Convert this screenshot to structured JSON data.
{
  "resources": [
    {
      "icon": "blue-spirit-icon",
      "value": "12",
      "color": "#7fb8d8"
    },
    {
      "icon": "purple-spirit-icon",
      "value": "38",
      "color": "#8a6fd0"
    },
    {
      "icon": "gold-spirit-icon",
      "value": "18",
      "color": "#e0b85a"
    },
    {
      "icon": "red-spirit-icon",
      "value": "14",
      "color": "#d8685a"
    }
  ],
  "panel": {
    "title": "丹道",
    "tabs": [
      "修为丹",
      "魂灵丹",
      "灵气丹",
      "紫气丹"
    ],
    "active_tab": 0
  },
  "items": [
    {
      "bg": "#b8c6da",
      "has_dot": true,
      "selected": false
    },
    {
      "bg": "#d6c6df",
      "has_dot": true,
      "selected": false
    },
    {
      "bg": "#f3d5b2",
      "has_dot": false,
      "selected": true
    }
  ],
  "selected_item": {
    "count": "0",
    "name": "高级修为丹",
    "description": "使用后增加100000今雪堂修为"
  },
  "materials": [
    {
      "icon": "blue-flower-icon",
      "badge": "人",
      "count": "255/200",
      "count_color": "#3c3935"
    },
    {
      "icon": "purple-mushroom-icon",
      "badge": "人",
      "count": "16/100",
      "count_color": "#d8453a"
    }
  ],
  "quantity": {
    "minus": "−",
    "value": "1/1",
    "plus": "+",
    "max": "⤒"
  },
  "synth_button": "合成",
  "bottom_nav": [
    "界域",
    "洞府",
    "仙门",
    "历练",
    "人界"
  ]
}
========================================================================
• _WHAT THIS TASK INVOLVES_: Pull out every line in the material above where "value" occurs.

• _ANSWER TO THIS PROBLEM_:
      "value": "12",
      "value": "38",
      "value": "18",
      "value": "14",
    "value": "1/1",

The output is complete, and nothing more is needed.